_Task requirements_:
Format all the records below as a two-column CSV with the header row description,locations, one row per record. Put each record's text in the description column and its answer in the locations column, enclosing every field in double quotes and replacing line breaks with spaces.

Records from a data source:
◇ ◇ ◇ ◇ ◇

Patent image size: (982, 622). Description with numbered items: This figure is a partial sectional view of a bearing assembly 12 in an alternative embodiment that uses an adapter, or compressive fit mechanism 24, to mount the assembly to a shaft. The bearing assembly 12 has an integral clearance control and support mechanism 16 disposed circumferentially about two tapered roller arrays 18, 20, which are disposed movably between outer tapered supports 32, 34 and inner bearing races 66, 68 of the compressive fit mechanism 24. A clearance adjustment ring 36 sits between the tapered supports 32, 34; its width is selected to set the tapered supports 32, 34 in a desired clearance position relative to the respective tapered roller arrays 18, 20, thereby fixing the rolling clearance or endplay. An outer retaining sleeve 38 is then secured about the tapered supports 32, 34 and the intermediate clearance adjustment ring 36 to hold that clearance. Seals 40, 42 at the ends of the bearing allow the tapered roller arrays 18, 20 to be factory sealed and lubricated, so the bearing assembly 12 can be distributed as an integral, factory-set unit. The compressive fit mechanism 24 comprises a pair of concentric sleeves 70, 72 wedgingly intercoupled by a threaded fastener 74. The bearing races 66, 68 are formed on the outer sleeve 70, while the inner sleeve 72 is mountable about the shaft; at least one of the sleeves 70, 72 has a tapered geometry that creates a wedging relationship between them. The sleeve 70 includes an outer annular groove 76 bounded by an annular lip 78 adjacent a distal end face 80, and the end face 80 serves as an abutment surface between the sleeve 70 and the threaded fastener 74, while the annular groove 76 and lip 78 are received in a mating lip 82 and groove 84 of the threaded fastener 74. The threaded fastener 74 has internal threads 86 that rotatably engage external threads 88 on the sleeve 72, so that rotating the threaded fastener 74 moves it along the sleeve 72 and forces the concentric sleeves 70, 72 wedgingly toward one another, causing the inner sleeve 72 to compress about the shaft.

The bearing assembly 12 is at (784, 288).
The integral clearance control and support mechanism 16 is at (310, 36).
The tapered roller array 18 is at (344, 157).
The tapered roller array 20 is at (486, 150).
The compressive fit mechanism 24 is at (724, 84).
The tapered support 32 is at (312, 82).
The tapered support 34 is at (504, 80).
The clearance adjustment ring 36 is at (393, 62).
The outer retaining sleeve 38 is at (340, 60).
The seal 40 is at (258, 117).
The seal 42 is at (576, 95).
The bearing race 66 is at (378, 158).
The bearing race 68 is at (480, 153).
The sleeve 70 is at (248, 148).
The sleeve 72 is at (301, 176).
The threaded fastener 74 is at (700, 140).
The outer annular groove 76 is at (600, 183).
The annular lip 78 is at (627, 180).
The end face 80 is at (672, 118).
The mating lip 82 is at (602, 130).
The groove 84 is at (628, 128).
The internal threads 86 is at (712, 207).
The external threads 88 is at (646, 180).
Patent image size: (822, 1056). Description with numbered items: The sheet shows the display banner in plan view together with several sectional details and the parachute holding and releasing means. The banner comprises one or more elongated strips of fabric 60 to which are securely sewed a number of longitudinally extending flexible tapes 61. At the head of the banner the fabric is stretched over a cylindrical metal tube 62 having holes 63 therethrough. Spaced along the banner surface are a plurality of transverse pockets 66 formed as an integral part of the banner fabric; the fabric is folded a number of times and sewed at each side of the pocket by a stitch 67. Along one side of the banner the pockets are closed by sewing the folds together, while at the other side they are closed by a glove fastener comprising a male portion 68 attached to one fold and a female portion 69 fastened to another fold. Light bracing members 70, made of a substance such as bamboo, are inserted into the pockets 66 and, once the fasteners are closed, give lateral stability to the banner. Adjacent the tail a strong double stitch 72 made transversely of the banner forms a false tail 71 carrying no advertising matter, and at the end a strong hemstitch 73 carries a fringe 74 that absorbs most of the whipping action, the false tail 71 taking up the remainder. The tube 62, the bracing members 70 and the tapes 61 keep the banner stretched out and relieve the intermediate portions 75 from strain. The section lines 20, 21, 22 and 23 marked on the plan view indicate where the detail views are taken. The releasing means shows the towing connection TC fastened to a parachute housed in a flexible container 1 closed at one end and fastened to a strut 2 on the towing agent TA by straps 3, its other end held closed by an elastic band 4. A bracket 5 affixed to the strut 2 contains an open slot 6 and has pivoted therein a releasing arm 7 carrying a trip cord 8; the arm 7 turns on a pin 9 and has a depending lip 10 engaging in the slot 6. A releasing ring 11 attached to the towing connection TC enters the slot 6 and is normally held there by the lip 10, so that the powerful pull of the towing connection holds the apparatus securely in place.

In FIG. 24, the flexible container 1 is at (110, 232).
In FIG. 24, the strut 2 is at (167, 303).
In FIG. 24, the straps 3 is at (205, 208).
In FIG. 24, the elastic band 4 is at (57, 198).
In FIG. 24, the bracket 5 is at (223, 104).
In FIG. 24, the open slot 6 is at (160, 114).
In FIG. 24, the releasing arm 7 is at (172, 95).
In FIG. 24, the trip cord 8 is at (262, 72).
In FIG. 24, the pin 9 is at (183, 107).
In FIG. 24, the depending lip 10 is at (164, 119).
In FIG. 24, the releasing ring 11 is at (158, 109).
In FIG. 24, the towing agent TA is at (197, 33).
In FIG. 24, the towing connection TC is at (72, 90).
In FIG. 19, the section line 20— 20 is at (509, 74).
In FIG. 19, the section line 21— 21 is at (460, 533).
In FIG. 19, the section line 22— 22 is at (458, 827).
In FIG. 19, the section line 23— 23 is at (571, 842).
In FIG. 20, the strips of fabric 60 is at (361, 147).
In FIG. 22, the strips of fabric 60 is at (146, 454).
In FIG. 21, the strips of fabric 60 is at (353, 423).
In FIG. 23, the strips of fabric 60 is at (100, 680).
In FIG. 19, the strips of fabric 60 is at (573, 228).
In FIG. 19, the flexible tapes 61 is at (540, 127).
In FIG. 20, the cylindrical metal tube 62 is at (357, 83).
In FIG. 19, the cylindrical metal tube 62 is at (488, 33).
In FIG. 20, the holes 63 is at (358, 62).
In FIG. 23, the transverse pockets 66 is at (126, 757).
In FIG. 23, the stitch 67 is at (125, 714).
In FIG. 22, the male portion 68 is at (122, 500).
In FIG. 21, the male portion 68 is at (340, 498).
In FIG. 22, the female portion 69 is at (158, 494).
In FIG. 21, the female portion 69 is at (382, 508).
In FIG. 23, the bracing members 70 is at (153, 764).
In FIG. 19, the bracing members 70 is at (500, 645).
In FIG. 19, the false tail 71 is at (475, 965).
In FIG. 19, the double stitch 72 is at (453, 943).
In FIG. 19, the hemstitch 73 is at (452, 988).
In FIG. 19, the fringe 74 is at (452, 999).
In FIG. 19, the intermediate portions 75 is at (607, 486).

◇ ◇ ◇ ◇ ◇

_Written response_:
description,locations
"Patent image size: (982, 622). Description with numbered items: This figure is a partial sectional view of a bearing assembly 12 in an alternative embodiment that uses an adapter, or compressive fit mechanism 24, to mount the assembly to a shaft. The bearing assembly 12 has an integral clearance control and support mechanism 16 disposed circumferentially about two tapered roller arrays 18, 20, which are disposed movably between outer tapered supports 32, 34 and inner bearing races 66, 68 of the compressive fit mechanism 24. A clearance adjustment ring 36 sits between the tapered supports 32, 34; its width is selected to set the tapered supports 32, 34 in a desired clearance position relative to the respective tapered roller arrays 18, 20, thereby fixing the rolling clearance or endplay. An outer retaining sleeve 38 is then secured about the tapered supports 32, 34 and the intermediate clearance adjustment ring 36 to hold that clearance. Seals 40, 42 at the ends of the bearing allow the tapered roller arrays 18, 20 to be factory sealed and lubricated, so the bearing assembly 12 can be distributed as an integral, factory-set unit. The compressive fit mechanism 24 comprises a pair of concentric sleeves 70, 72 wedgingly intercoupled by a threaded fastener 74. The bearing races 66, 68 are formed on the outer sleeve 70, while the inner sleeve 72 is mountable about the shaft; at least one of the sleeves 70, 72 has a tapered geometry that creates a wedging relationship between them. The sleeve 70 includes an outer annular groove 76 bounded by an annular lip 78 adjacent a distal end face 80, and the end face 80 serves as an abutment surface between the sleeve 70 and the threaded fastener 74, while the annular groove 76 and lip 78 are received in a mating lip 82 and groove 84 of the threaded fastener 74. The threaded fastener 74 has internal threads 86 that rotatably engage external threads 88 on the sleeve 72, so that rotating the threaded fastener 74 moves it along the sleeve 72 and forces the concentric sleeves 70, 72 wedgingly toward one another, causing the inner sleeve 72 to compress about the shaft.","The bearing assembly 12 is at (784, 288). The integral clearance control and support mechanism 16 is at (310, 36). The tapered roller array 18 is at (344, 157). The tapered roller array 20 is at (486, 150). The compressive fit mechanism 24 is at (724, 84). The tapered support 32 is at (312, 82). The tapered support 34 is at (504, 80). The clearance adjustment ring 36 is at (393, 62). The outer retaining sleeve 38 is at (340, 60). The seal 40 is at (258, 117). The seal 42 is at (576, 95). The bearing race 66 is at (378, 158). The bearing race 68 is at (480, 153). The sleeve 70 is at (248, 148). The sleeve 72 is at (301, 176). The threaded fastener 74 is at (700, 140). The outer annular groove 76 is at (600, 183). The annular lip 78 is at (627, 180). The end face 80 is at (672, 118). The mating lip 82 is at (602, 130). The groove 84 is at (628, 128). The internal threads 86 is at (712, 207). The external threads 88 is at (646, 180)."
"Patent image size: (822, 1056). Description with numbered items: The sheet shows the display banner in plan view together with several sectional details and the parachute holding and releasing means. The banner comprises one or more elongated strips of fabric 60 to which are securely sewed a number of longitudinally extending flexible tapes 61. At the head of the banner the fabric is stretched over a cylindrical metal tube 62 having holes 63 therethrough. Spaced along the banner surface are a plurality of transverse pockets 66 formed as an integral part of the banner fabric; the fabric is folded a number of times and sewed at each side of the pocket by a stitch 67. Along one side of the banner the pockets are closed by sewing the folds together, while at the other side they are closed by a glove fastener comprising a male portion 68 attached to one fold and a female portion 69 fastened to another fold. Light bracing members 70, made of a substance such as bamboo, are inserted into the pockets 66 and, once the fasteners are closed, give lateral stability to the banner. Adjacent the tail a strong double stitch 72 made transversely of the banner forms a false tail 71 carrying no advertising matter, and at the end a strong hemstitch 73 carries a fringe 74 that absorbs most of the whipping action, the false tail 71 taking up the remainder. The tube 62, the bracing members 70 and the tapes 61 keep the banner stretched out and relieve the intermediate portions 75 from strain. The section lines 20, 21, 22 and 23 marked on the plan view indicate where the detail views are taken. The releasing means shows the towing connection TC fastened to a parachute housed in a flexible container 1 closed at one end and fastened to a strut 2 on the towing agent TA by straps 3, its other end held closed by an elastic band 4. A bracket 5 affixed to the strut 2 contains an open slot 6 and has pivoted therein a releasing arm 7 carrying a trip cord 8; the arm 7 turns on a pin 9 and has a depending lip 10 engaging in the slot 6. A releasing ring 11 attached to the towing connection TC enters the slot 6 and is normally held there by the lip 10, so that the powerful pull of the towing connection holds the apparatus securely in place.","In FIG. 24, the flexible container 1 is at (110, 232). In FIG. 24, the strut 2 is at (167, 303). In FIG. 24, the straps 3 is at (205, 208). In FIG. 24, the elastic band 4 is at (57, 198). In FIG. 24, the bracket 5 is at (223, 104). In FIG. 24, the open slot 6 is at (160, 114). In FIG. 24, the releasing arm 7 is at (172, 95). In FIG. 24, the trip cord 8 is at (262, 72). In FIG. 24, the pin 9 is at (183, 107). In FIG. 24, the depending lip 10 is at (164, 119). In FIG. 24, the releasing ring 11 is at (158, 109). In FIG. 24, the towing agent TA is at (197, 33). In FIG. 24, the towing connection TC is at (72, 90). In FIG. 19, the section line 20— 20 is at (509, 74). In FIG. 19, the section line 21— 21 is at (460, 533). In FIG. 19, the section line 22— 22 is at (458, 827). In FIG. 19, the section line 23— 23 is at (571, 842). In FIG. 20, the strips of fabric 60 is at (361, 147). In FIG. 22, the strips of fabric 60 is at (146, 454). In FIG. 21, the strips of fabric 60 is at (353, 423). In FIG. 23, the strips of fabric 60 is at (100, 680). In FIG. 19, the strips of fabric 60 is at (573, 228). In FIG. 19, the flexible tapes 61 is at (540, 127). In FIG. 20, the cylindrical metal tube 62 is at (357, 83). In FIG. 19, the cylindrical metal tube 62 is at (488, 33). In FIG. 20, the holes 63 is at (358, 62). In FIG. 23, the transverse pockets 66 is at (126, 757). In FIG. 23, the stitch 67 is at (125, 714). In FIG. 22, the male portion 68 is at (122, 500). In FIG. 21, the male portion 68 is at (340, 498). In FIG. 22, the female portion 69 is at (158, 494). In FIG. 21, the female portion 69 is at (382, 508). In FIG. 23, the bracing members 70 is at (153, 764). In FIG. 19, the bracing members 70 is at (500, 645). In FIG. 19, the false tail 71 is at (475, 965). In FIG. 19, the double stitch 72 is at (453, 943). In FIG. 19, the hemstitch 73 is at (452, 988). In FIG. 19, the fringe 74 is at (452, 999). In FIG. 19, the intermediate portions 75 is at (607, 486)."